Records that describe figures
+ + + +
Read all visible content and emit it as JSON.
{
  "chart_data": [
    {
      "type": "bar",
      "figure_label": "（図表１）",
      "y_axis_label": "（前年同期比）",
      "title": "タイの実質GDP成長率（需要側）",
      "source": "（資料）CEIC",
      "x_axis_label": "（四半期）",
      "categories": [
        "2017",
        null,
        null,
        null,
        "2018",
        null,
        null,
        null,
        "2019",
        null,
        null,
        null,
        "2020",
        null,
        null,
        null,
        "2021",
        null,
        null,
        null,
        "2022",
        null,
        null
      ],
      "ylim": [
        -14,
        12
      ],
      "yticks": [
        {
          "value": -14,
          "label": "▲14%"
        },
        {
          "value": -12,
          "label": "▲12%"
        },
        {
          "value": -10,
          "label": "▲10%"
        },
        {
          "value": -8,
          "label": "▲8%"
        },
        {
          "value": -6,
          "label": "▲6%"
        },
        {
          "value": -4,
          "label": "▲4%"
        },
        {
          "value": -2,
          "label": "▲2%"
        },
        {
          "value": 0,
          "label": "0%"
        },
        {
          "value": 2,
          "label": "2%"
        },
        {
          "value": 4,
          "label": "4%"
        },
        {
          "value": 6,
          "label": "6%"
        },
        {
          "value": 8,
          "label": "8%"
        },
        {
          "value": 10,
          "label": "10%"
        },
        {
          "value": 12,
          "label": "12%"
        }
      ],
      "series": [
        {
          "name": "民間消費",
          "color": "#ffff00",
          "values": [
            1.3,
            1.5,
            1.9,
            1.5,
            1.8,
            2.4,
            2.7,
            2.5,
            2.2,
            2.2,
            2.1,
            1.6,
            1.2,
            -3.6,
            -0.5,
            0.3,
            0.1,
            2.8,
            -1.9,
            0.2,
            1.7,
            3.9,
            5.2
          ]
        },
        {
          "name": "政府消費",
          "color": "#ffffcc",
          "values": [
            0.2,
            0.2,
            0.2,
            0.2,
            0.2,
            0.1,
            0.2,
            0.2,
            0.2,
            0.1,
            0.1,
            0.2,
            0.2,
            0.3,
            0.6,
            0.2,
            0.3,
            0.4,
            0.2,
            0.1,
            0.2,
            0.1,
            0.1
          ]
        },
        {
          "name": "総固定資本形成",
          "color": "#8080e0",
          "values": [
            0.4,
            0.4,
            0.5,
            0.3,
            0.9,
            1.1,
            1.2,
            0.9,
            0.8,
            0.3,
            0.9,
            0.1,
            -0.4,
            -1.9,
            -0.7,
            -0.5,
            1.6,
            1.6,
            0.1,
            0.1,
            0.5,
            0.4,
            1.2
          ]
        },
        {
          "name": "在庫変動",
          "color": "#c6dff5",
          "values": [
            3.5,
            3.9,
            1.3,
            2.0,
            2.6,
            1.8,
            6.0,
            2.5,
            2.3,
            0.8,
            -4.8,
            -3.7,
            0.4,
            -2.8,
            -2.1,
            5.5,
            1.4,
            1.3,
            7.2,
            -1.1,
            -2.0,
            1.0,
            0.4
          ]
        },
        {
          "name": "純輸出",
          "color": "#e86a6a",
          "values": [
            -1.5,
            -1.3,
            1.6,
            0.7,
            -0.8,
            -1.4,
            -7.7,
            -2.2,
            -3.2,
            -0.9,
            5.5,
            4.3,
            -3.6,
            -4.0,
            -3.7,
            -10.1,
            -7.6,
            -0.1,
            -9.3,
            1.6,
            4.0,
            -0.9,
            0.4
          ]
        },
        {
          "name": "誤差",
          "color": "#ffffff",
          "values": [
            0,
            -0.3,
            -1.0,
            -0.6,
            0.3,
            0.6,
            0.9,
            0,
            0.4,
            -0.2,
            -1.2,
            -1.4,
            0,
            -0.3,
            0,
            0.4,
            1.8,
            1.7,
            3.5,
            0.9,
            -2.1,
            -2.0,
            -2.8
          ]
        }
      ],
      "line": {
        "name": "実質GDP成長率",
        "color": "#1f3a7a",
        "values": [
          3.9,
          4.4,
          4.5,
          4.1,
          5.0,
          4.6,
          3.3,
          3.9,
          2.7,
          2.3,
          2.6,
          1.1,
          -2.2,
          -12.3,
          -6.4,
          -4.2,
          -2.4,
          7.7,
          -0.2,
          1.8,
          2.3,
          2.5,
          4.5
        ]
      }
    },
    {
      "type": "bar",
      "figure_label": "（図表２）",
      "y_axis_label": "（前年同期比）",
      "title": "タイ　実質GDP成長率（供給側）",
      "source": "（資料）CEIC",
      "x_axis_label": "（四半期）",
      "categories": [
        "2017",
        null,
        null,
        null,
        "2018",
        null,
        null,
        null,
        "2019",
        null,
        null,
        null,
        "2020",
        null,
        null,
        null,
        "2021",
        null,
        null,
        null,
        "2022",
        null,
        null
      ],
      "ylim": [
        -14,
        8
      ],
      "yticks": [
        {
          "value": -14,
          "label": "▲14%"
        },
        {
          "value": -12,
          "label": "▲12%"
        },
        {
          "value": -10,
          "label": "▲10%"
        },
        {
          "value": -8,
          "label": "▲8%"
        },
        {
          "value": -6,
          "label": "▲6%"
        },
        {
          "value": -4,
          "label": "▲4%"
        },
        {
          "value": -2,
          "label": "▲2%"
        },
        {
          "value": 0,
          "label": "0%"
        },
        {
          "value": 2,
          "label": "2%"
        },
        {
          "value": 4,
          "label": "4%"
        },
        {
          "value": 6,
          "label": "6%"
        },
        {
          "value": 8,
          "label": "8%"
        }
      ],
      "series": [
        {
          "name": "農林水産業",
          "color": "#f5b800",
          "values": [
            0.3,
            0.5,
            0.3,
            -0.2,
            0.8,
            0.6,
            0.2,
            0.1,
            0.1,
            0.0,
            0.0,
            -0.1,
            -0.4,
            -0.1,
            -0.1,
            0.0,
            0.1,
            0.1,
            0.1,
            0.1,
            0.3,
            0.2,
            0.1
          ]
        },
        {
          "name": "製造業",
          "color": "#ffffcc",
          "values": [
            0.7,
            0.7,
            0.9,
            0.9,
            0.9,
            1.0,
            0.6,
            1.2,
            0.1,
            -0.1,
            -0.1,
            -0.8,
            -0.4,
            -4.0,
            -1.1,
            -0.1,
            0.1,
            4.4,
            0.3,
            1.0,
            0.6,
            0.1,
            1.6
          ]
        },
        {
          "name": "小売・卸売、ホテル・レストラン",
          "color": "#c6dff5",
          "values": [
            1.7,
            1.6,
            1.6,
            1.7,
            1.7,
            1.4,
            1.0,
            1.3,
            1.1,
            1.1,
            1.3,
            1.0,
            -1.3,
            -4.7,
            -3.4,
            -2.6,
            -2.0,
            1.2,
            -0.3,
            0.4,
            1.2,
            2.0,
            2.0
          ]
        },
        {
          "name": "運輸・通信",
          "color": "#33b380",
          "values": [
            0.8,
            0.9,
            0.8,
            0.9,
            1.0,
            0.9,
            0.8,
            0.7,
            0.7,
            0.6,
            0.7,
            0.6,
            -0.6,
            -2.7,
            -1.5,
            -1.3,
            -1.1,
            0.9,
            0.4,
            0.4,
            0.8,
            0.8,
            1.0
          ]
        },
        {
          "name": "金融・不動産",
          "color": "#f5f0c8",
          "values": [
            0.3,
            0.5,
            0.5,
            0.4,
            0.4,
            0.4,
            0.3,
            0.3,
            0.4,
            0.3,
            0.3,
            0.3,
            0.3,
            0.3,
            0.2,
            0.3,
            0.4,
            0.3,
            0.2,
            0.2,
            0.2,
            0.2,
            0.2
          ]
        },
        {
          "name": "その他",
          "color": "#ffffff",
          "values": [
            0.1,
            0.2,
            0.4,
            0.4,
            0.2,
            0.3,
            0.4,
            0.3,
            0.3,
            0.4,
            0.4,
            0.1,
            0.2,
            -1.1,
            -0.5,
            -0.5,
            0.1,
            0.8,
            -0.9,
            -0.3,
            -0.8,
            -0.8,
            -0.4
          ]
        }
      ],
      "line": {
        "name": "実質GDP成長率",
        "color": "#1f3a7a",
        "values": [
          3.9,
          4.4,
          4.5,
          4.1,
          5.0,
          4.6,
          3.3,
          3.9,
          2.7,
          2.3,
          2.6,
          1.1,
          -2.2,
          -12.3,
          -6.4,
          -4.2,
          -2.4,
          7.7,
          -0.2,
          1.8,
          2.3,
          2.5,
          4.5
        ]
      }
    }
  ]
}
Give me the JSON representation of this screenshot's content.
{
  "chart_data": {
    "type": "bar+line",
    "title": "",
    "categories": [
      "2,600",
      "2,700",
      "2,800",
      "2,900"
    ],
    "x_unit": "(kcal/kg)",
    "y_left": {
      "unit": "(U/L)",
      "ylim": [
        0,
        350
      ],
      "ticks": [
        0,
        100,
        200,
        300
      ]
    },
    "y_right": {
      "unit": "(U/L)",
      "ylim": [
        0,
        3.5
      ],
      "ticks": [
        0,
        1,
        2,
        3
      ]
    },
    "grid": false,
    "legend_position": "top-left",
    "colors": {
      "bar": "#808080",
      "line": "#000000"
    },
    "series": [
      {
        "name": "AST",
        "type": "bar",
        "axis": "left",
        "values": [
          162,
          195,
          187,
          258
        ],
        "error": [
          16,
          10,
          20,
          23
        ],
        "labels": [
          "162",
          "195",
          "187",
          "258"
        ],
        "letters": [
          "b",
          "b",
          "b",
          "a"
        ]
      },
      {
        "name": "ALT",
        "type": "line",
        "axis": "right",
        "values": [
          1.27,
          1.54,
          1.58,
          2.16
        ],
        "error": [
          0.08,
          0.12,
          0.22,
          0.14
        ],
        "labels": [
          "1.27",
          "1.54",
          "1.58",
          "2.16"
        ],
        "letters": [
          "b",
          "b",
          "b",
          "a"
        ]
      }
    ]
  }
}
+ + + +
Exercise requirements | Pick out, from the lines above, every one that contains the string "JSON".

Result of this exercise |
Read all visible content and emit it as JSON.
Give me the JSON representation of this screenshot's content.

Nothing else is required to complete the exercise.